## Exercise input:
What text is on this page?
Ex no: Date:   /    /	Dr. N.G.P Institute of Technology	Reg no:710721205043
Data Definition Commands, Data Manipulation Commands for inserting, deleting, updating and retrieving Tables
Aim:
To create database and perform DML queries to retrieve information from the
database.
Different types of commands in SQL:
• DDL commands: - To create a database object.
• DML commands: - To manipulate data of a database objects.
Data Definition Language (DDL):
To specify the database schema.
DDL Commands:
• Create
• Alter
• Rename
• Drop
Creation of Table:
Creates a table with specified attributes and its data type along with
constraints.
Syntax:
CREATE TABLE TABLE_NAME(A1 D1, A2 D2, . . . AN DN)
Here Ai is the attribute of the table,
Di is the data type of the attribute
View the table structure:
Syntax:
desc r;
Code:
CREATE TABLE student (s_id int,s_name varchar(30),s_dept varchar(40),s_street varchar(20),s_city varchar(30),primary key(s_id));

==

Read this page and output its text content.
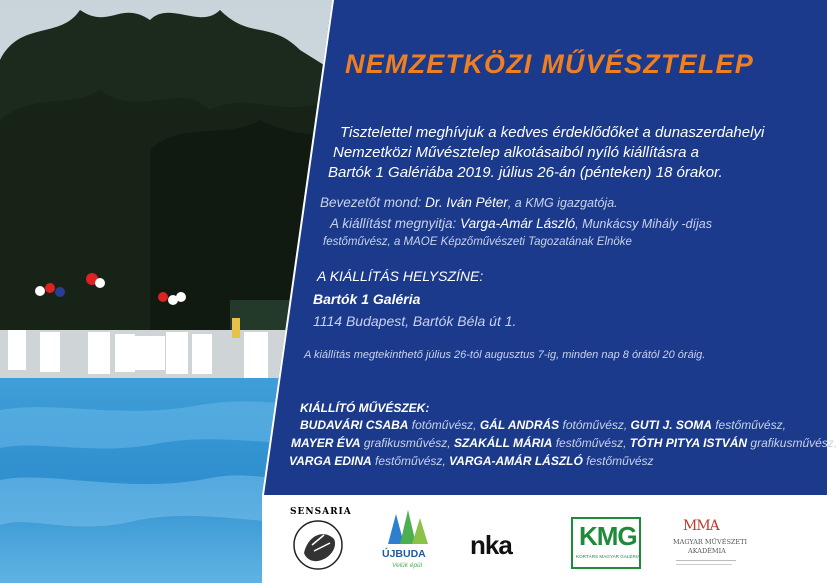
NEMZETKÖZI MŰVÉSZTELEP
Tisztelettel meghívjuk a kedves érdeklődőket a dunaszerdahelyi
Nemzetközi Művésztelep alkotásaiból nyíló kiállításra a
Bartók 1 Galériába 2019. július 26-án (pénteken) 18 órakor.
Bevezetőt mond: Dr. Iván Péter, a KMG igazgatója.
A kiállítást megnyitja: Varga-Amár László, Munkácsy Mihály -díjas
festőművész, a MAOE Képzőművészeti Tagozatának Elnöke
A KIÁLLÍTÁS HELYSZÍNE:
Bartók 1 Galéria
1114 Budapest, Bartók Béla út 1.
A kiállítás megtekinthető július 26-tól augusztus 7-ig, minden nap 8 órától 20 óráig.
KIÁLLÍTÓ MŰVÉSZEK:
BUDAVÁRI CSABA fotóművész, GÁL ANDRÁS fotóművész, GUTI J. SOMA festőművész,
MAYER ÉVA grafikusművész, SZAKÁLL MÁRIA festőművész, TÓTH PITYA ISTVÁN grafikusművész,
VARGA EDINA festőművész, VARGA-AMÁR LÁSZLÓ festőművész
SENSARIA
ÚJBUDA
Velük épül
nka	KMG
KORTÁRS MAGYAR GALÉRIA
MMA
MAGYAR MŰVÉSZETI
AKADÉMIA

## Task to complete:
Lines from the records above that hold "Definition" are the ones to list.

## Solved problem:
Data Definition Commands, Data Manipulation Commands for inserting, deleting, updating and retrieving Tables
Data Definition Language (DDL):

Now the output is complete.